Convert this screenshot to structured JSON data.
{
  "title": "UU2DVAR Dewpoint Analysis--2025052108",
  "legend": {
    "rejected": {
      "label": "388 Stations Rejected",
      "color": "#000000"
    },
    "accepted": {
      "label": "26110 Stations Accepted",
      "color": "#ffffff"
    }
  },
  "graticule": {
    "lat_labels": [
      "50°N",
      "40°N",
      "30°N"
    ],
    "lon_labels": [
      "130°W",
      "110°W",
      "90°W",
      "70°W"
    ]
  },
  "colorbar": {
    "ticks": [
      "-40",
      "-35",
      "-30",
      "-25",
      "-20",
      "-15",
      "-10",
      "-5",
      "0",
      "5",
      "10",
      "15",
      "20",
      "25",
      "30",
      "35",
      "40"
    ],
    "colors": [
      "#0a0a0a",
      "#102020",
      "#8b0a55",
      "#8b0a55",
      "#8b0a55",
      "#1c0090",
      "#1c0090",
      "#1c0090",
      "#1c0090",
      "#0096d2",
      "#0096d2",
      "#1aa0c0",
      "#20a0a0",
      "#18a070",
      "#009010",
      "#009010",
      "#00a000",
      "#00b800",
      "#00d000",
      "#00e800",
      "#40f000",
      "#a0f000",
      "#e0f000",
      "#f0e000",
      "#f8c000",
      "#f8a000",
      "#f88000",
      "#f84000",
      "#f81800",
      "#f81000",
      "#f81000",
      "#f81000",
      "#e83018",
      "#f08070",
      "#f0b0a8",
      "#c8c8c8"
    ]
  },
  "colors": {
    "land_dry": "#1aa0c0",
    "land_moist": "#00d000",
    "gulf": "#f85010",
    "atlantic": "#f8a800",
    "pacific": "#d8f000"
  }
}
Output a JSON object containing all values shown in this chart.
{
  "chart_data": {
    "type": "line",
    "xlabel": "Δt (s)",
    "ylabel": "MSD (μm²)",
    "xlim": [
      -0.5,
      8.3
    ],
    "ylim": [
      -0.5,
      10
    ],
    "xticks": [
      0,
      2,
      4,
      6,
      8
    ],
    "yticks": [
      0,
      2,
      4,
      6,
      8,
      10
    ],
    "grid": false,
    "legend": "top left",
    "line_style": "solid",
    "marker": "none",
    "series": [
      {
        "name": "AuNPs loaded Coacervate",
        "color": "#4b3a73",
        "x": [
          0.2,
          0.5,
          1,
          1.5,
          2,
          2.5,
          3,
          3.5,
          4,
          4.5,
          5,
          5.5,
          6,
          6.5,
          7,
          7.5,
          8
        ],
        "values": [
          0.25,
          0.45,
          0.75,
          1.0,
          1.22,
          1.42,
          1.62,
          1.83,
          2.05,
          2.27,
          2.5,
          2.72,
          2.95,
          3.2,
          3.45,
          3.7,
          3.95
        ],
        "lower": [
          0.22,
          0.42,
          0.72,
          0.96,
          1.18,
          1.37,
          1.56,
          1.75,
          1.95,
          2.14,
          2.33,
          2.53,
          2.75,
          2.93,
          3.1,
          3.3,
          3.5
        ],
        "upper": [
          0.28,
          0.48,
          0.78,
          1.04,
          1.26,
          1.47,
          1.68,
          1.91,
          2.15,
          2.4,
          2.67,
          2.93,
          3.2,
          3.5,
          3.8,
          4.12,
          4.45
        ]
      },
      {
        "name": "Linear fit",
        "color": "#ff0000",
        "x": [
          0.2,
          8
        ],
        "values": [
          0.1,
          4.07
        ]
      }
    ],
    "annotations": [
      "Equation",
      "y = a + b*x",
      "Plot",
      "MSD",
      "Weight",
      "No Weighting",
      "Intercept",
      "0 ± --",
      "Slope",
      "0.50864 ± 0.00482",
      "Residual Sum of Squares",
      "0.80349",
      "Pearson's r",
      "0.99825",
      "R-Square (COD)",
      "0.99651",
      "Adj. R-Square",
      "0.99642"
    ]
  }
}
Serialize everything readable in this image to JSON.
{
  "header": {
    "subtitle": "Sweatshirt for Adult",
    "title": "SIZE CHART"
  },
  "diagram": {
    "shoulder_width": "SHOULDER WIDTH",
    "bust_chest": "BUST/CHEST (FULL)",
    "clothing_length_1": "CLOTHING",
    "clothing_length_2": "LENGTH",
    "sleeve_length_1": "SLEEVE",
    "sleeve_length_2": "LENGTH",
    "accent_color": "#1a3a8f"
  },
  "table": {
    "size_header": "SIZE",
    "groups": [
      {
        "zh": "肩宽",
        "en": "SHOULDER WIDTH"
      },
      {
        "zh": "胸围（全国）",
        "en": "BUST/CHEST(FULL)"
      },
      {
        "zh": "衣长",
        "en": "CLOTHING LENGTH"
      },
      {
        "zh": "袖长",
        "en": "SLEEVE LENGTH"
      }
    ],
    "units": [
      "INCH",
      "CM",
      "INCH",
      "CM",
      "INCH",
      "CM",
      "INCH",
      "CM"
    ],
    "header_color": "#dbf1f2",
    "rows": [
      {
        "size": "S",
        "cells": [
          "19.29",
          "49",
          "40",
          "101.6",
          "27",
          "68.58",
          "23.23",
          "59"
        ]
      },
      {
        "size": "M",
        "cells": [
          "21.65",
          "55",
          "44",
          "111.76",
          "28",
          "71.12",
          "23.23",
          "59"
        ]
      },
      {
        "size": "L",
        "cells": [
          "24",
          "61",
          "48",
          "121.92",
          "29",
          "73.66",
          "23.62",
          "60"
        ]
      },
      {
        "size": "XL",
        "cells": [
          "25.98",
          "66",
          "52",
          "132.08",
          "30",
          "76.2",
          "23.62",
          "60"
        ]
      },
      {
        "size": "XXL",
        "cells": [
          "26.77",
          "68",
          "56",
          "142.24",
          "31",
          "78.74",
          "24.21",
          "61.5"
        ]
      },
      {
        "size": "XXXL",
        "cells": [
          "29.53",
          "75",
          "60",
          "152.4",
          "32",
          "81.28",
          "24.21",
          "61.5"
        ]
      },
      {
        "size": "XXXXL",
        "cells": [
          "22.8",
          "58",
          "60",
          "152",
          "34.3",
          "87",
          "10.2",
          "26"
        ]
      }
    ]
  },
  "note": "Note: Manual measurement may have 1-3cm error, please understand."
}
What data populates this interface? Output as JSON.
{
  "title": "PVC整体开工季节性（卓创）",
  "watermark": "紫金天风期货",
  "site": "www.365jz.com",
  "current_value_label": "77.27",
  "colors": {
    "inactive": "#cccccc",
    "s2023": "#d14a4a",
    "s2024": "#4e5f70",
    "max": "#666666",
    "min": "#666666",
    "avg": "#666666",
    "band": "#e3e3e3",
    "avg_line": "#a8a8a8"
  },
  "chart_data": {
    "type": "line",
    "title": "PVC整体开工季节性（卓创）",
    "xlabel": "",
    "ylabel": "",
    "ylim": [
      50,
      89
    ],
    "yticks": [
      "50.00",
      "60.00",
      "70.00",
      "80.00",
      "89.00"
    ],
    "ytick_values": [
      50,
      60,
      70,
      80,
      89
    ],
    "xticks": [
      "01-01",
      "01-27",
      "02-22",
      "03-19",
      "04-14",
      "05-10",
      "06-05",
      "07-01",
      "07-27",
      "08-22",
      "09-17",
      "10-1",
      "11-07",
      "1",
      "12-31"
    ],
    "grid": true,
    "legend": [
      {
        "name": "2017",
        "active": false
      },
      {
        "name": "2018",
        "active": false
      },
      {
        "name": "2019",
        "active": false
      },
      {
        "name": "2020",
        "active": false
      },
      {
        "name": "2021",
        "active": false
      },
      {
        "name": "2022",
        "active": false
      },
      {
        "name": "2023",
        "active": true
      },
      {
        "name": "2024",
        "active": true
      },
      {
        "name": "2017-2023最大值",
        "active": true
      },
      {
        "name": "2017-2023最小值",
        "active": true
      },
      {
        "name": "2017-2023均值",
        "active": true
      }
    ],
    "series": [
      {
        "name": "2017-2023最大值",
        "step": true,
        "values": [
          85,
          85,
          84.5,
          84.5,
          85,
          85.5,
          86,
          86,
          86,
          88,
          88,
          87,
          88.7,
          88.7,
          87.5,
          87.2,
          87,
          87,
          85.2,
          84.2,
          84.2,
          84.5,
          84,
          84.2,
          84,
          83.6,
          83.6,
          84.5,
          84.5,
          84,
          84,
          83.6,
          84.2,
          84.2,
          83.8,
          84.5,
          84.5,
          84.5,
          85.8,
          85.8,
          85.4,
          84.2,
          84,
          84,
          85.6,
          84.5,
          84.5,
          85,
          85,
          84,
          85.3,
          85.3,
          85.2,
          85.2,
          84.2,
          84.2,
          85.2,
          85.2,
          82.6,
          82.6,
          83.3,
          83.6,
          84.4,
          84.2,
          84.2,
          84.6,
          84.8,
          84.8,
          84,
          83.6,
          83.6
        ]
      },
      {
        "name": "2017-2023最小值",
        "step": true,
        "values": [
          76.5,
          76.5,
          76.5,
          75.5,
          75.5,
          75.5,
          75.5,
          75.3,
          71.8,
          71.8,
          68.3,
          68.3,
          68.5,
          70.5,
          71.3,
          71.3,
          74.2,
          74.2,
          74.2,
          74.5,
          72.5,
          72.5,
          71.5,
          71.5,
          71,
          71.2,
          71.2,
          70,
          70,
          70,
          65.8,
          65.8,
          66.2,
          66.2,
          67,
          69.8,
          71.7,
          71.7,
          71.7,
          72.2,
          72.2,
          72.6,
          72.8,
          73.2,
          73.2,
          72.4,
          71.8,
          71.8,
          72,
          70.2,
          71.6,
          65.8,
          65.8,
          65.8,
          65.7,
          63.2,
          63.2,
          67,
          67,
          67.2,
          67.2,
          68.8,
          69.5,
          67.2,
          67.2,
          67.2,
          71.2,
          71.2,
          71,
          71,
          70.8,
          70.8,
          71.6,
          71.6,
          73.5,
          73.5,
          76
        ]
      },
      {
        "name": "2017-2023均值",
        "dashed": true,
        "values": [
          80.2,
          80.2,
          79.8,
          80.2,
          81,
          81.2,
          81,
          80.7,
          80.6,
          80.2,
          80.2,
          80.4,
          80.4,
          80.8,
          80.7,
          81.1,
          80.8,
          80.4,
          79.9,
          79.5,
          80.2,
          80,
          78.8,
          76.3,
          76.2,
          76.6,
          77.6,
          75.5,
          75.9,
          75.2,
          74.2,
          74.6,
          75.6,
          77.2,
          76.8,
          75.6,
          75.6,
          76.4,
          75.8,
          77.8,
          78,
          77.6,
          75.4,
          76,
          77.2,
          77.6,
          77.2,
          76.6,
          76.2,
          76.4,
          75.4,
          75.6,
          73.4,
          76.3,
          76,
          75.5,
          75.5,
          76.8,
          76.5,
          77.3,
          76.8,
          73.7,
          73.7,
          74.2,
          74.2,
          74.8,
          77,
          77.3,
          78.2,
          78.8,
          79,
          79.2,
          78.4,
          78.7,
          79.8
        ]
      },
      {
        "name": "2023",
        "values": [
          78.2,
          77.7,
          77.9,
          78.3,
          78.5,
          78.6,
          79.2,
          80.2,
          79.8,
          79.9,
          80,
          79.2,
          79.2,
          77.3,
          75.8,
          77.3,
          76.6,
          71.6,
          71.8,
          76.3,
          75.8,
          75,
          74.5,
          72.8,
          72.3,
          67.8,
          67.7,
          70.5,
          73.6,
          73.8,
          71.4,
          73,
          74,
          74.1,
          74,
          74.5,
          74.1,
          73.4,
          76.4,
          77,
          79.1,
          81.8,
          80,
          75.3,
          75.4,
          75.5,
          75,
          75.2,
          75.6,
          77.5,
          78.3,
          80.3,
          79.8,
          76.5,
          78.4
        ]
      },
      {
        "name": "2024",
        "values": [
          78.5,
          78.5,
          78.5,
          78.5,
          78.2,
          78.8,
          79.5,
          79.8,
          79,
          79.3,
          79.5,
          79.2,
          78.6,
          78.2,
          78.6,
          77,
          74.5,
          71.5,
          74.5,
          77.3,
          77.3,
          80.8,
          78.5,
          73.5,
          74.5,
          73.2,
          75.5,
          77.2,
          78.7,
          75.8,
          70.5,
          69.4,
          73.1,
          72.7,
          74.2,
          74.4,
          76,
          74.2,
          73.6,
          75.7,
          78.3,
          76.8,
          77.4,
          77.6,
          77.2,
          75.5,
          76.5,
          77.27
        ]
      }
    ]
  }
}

++++

SET PROBLEM: Which lines include the word "WIDTH"? Copy every one of them.

FULL SOLUTION:
    "shoulder_width": "SHOULDER WIDTH",
        "en": "SHOULDER WIDTH"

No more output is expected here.